Begin MATERIAL FOR THIS TASK
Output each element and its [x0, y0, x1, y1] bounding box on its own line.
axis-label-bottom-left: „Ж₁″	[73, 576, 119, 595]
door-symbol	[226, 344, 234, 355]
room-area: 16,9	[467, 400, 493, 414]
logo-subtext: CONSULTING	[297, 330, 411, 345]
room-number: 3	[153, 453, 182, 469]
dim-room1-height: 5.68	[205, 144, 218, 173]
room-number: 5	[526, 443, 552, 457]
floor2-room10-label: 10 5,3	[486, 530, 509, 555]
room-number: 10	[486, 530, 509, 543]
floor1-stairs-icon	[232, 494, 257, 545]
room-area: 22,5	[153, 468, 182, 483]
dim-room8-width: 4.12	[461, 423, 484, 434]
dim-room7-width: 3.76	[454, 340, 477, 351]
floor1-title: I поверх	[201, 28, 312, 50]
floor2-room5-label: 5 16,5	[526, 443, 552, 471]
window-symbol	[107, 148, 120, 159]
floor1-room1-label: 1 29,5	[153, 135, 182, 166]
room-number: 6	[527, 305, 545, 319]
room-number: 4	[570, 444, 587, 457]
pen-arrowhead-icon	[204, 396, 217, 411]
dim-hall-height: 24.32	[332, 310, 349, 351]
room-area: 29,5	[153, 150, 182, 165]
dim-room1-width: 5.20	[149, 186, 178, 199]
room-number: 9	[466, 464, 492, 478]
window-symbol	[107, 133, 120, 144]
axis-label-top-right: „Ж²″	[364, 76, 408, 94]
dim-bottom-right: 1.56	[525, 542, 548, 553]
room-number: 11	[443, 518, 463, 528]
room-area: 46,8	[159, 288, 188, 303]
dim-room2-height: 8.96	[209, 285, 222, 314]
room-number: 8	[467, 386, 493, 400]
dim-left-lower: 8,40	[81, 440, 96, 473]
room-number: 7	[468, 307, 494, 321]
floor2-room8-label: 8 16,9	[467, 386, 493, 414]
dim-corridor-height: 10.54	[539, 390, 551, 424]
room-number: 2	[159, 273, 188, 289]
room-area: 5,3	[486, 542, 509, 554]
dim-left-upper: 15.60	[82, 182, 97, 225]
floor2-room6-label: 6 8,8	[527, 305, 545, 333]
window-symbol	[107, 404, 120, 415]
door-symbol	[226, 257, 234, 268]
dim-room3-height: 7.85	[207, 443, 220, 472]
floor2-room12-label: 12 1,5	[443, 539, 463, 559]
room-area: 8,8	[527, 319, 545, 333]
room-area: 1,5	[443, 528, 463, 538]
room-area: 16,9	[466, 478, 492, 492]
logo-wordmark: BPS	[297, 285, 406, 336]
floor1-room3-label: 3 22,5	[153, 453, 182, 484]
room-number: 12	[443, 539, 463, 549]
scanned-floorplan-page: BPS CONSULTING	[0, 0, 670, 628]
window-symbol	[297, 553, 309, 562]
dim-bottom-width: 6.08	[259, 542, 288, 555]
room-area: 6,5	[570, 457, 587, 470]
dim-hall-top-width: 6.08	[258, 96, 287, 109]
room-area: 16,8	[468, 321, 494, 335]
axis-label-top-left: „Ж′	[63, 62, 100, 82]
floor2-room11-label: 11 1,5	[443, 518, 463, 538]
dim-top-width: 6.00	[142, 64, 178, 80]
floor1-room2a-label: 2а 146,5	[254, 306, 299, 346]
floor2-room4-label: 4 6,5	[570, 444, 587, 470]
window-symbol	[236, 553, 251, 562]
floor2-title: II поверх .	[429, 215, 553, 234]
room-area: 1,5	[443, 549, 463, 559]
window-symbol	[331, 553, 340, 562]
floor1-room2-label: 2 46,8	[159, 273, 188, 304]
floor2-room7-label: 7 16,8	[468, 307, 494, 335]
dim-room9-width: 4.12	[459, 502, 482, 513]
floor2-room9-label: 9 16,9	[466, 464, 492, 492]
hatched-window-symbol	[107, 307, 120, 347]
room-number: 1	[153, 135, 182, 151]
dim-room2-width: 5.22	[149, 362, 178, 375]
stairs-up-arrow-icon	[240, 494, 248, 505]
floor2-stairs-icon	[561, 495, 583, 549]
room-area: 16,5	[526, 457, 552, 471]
End MATERIAL FOR THIS TASK
**WHAT THE EXERCISE ASKS**: Return every line of the records above unchanged.

**WORKED ANSWER**:
Output each element and its [x0, y0, x1, y1] bounding box on its own line.
axis-label-bottom-left: „Ж₁″	[73, 576, 119, 595]
door-symbol	[226, 344, 234, 355]
room-area: 16,9	[467, 400, 493, 414]
logo-subtext: CONSULTING	[297, 330, 411, 345]
room-number: 3	[153, 453, 182, 469]
dim-room1-height: 5.68	[205, 144, 218, 173]
room-number: 5	[526, 443, 552, 457]
floor2-room10-label: 10 5,3	[486, 530, 509, 555]
room-number: 10	[486, 530, 509, 543]
floor1-stairs-icon	[232, 494, 257, 545]
room-area: 22,5	[153, 468, 182, 483]
dim-room8-width: 4.12	[461, 423, 484, 434]
dim-room7-width: 3.76	[454, 340, 477, 351]
floor1-title: I поверх	[201, 28, 312, 50]
floor2-room5-label: 5 16,5	[526, 443, 552, 471]
window-symbol	[107, 148, 120, 159]
floor1-room1-label: 1 29,5	[153, 135, 182, 166]
room-number: 6	[527, 305, 545, 319]
room-number: 4	[570, 444, 587, 457]
pen-arrowhead-icon	[204, 396, 217, 411]
dim-hall-height: 24.32	[332, 310, 349, 351]
room-area: 29,5	[153, 150, 182, 165]
dim-room1-width: 5.20	[149, 186, 178, 199]
room-number: 9	[466, 464, 492, 478]
window-symbol	[107, 133, 120, 144]
axis-label-top-right: „Ж²″	[364, 76, 408, 94]
dim-bottom-right: 1.56	[525, 542, 548, 553]
room-number: 11	[443, 518, 463, 528]
room-area: 46,8	[159, 288, 188, 303]
dim-room2-height: 8.96	[209, 285, 222, 314]
room-number: 8	[467, 386, 493, 400]
dim-left-lower: 8,40	[81, 440, 96, 473]
room-number: 7	[468, 307, 494, 321]
floor2-room8-label: 8 16,9	[467, 386, 493, 414]
dim-corridor-height: 10.54	[539, 390, 551, 424]
room-number: 2	[159, 273, 188, 289]
room-area: 5,3	[486, 542, 509, 554]
dim-left-upper: 15.60	[82, 182, 97, 225]
floor2-room6-label: 6 8,8	[527, 305, 545, 333]
window-symbol	[107, 404, 120, 415]
door-symbol	[226, 257, 234, 268]
dim-room3-height: 7.85	[207, 443, 220, 472]
floor2-room12-label: 12 1,5	[443, 539, 463, 559]
room-area: 8,8	[527, 319, 545, 333]
room-area: 1,5	[443, 528, 463, 538]
room-area: 16,9	[466, 478, 492, 492]
logo-wordmark: BPS	[297, 285, 406, 336]
floor1-room3-label: 3 22,5	[153, 453, 182, 484]
room-number: 12	[443, 539, 463, 549]
scanned-floorplan-page: BPS CONSULTING	[0, 0, 670, 628]
window-symbol	[297, 553, 309, 562]
dim-bottom-width: 6.08	[259, 542, 288, 555]
room-area: 6,5	[570, 457, 587, 470]
dim-hall-top-width: 6.08	[258, 96, 287, 109]
room-area: 16,8	[468, 321, 494, 335]
axis-label-top-left: „Ж′	[63, 62, 100, 82]
floor2-room11-label: 11 1,5	[443, 518, 463, 538]
dim-top-width: 6.00	[142, 64, 178, 80]
floor1-room2a-label: 2а 146,5	[254, 306, 299, 346]
floor2-room4-label: 4 6,5	[570, 444, 587, 470]
window-symbol	[236, 553, 251, 562]
floor2-title: II поверх .	[429, 215, 553, 234]
room-area: 1,5	[443, 549, 463, 559]
window-symbol	[331, 553, 340, 562]
floor1-room2-label: 2 46,8	[159, 273, 188, 304]
floor2-room7-label: 7 16,8	[468, 307, 494, 335]
dim-room9-width: 4.12	[459, 502, 482, 513]
floor2-room9-label: 9 16,9	[466, 464, 492, 492]
hatched-window-symbol	[107, 307, 120, 347]
room-number: 1	[153, 135, 182, 151]
dim-room2-width: 5.22	[149, 362, 178, 375]
stairs-up-arrow-icon	[240, 494, 248, 505]
floor2-stairs-icon	[561, 495, 583, 549]
room-area: 16,5	[526, 457, 552, 471]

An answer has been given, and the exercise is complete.